Direction: Transcribe all of the material exactly.

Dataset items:
## BEGIN

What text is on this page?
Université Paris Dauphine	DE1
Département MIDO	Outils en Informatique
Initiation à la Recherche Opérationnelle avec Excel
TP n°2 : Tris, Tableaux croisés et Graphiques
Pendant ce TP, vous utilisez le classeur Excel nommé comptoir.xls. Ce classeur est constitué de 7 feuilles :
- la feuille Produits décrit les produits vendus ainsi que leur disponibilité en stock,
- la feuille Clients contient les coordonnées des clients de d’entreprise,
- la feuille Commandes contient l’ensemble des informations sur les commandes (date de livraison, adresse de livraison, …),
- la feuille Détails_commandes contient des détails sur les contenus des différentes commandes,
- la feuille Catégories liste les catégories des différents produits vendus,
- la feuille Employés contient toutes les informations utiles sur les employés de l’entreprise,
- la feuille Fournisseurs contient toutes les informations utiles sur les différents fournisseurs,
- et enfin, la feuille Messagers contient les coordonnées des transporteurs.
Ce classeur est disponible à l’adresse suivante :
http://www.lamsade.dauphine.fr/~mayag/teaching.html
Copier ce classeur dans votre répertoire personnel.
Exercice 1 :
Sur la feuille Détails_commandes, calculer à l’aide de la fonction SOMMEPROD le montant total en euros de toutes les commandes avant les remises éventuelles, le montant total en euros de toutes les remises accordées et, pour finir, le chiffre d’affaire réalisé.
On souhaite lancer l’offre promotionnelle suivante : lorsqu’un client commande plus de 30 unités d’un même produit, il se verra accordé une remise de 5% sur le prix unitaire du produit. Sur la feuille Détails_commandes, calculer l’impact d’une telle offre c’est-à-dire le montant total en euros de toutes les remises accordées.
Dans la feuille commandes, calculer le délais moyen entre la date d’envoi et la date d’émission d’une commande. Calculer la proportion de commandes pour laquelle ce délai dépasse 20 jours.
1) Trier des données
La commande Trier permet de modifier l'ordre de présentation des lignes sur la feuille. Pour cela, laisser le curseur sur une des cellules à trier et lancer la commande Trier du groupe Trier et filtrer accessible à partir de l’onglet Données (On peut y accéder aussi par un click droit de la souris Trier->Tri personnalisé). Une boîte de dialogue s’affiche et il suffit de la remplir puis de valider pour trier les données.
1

## END

Exercise response:
What text is on this page?
Université Paris Dauphine	DE1
Département MIDO	Outils en Informatique
Initiation à la Recherche Opérationnelle avec Excel
TP n°2 : Tris, Tableaux croisés et Graphiques
Pendant ce TP, vous utilisez le classeur Excel nommé comptoir.xls. Ce classeur est constitué de 7 feuilles :
- la feuille Produits décrit les produits vendus ainsi que leur disponibilité en stock,
- la feuille Clients contient les coordonnées des clients de d’entreprise,
- la feuille Commandes contient l’ensemble des informations sur les commandes (date de livraison, adresse de livraison, …),
- la feuille Détails_commandes contient des détails sur les contenus des différentes commandes,
- la feuille Catégories liste les catégories des différents produits vendus,
- la feuille Employés contient toutes les informations utiles sur les employés de l’entreprise,
- la feuille Fournisseurs contient toutes les informations utiles sur les différents fournisseurs,
- et enfin, la feuille Messagers contient les coordonnées des transporteurs.
Ce classeur est disponible à l’adresse suivante :
http://www.lamsade.dauphine.fr/~mayag/teaching.html
Copier ce classeur dans votre répertoire personnel.
Exercice 1 :
Sur la feuille Détails_commandes, calculer à l’aide de la fonction SOMMEPROD le montant total en euros de toutes les commandes avant les remises éventuelles, le montant total en euros de toutes les remises accordées et, pour finir, le chiffre d’affaire réalisé.
On souhaite lancer l’offre promotionnelle suivante : lorsqu’un client commande plus de 30 unités d’un même produit, il se verra accordé une remise de 5% sur le prix unitaire du produit. Sur la feuille Détails_commandes, calculer l’impact d’une telle offre c’est-à-dire le montant total en euros de toutes les remises accordées.
Dans la feuille commandes, calculer le délais moyen entre la date d’envoi et la date d’émission d’une commande. Calculer la proportion de commandes pour laquelle ce délai dépasse 20 jours.
1) Trier des données
La commande Trier permet de modifier l'ordre de présentation des lignes sur la feuille. Pour cela, laisser le curseur sur une des cellules à trier et lancer la commande Trier du groupe Trier et filtrer accessible à partir de l’onglet Données (On peut y accéder aussi par un click droit de la souris Trier->Tri personnalisé). Une boîte de dialogue s’affiche et il suffit de la remplir puis de valider pour trier les données.
1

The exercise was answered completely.